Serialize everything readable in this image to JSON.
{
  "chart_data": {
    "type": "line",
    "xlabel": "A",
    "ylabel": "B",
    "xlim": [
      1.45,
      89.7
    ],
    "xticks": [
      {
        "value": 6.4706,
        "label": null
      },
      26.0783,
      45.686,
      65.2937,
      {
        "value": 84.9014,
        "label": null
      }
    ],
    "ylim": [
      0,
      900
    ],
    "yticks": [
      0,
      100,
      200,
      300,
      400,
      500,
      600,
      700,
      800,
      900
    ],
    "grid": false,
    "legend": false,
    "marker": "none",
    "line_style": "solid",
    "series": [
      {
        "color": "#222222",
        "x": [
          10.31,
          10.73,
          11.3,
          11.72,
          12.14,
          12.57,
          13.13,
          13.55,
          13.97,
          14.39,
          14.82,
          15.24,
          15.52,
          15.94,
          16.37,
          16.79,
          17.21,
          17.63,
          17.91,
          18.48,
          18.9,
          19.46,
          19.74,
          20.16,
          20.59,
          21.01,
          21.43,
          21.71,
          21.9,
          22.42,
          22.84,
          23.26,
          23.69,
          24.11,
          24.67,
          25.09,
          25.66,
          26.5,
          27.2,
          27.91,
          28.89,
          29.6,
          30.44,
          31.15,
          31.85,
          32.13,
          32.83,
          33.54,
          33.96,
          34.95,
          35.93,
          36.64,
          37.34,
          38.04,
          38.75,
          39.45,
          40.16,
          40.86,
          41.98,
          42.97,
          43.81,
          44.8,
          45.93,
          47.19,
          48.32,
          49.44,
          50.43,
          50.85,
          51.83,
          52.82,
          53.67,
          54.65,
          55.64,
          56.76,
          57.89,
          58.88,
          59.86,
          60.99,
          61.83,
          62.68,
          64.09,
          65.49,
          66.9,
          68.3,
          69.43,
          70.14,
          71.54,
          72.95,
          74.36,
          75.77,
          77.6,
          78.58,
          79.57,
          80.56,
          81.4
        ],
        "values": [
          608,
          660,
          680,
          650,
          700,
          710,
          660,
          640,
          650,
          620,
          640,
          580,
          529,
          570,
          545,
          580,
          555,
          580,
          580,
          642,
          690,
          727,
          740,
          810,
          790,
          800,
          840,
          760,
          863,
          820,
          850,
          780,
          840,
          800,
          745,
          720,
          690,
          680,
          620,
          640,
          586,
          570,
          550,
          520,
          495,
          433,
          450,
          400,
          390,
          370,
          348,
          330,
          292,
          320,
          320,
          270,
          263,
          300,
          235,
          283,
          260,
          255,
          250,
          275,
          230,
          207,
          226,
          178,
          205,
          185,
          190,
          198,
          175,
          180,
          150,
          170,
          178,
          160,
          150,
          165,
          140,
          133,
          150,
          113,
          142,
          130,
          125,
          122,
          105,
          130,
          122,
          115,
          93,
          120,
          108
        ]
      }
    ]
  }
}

========================================================================

● Exercise: Repeat each entry word for word.

● Full answer:
Serialize everything readable in this image to JSON.
{
  "chart_data": {
    "type": "line",
    "xlabel": "A",
    "ylabel": "B",
    "xlim": [
      1.45,
      89.7
    ],
    "xticks": [
      {
        "value": 6.4706,
        "label": null
      },
      26.0783,
      45.686,
      65.2937,
      {
        "value": 84.9014,
        "label": null
      }
    ],
    "ylim": [
      0,
      900
    ],
    "yticks": [
      0,
      100,
      200,
      300,
      400,
      500,
      600,
      700,
      800,
      900
    ],
    "grid": false,
    "legend": false,
    "marker": "none",
    "line_style": "solid",
    "series": [
      {
        "color": "#222222",
        "x": [
          10.31,
          10.73,
          11.3,
          11.72,
          12.14,
          12.57,
          13.13,
          13.55,
          13.97,
          14.39,
          14.82,
          15.24,
          15.52,
          15.94,
          16.37,
          16.79,
          17.21,
          17.63,
          17.91,
          18.48,
          18.9,
          19.46,
          19.74,
          20.16,
          20.59,
          21.01,
          21.43,
          21.71,
          21.9,
          22.42,
          22.84,
          23.26,
          23.69,
          24.11,
          24.67,
          25.09,
          25.66,
          26.5,
          27.2,
          27.91,
          28.89,
          29.6,
          30.44,
          31.15,
          31.85,
          32.13,
          32.83,
          33.54,
          33.96,
          34.95,
          35.93,
          36.64,
          37.34,
          38.04,
          38.75,
          39.45,
          40.16,
          40.86,
          41.98,
          42.97,
          43.81,
          44.8,
          45.93,
          47.19,
          48.32,
          49.44,
          50.43,
          50.85,
          51.83,
          52.82,
          53.67,
          54.65,
          55.64,
          56.76,
          57.89,
          58.88,
          59.86,
          60.99,
          61.83,
          62.68,
          64.09,
          65.49,
          66.9,
          68.3,
          69.43,
          70.14,
          71.54,
          72.95,
          74.36,
          75.77,
          77.6,
          78.58,
          79.57,
          80.56,
          81.4
        ],
        "values": [
          608,
          660,
          680,
          650,
          700,
          710,
          660,
          640,
          650,
          620,
          640,
          580,
          529,
          570,
          545,
          580,
          555,
          580,
          580,
          642,
          690,
          727,
          740,
          810,
          790,
          800,
          840,
          760,
          863,
          820,
          850,
          780,
          840,
          800,
          745,
          720,
          690,
          680,
          620,
          640,
          586,
          570,
          550,
          520,
          495,
          433,
          450,
          400,
          390,
          370,
          348,
          330,
          292,
          320,
          320,
          270,
          263,
          300,
          235,
          283,
          260,
          255,
          250,
          275,
          230,
          207,
          226,
          178,
          205,
          185,
          190,
          198,
          175,
          180,
          150,
          170,
          178,
          160,
          150,
          165,
          140,
          133,
          150,
          113,
          142,
          130,
          125,
          122,
          105,
          130,
          122,
          115,
          93,
          120,
          108
        ]
      }
    ]
  }
}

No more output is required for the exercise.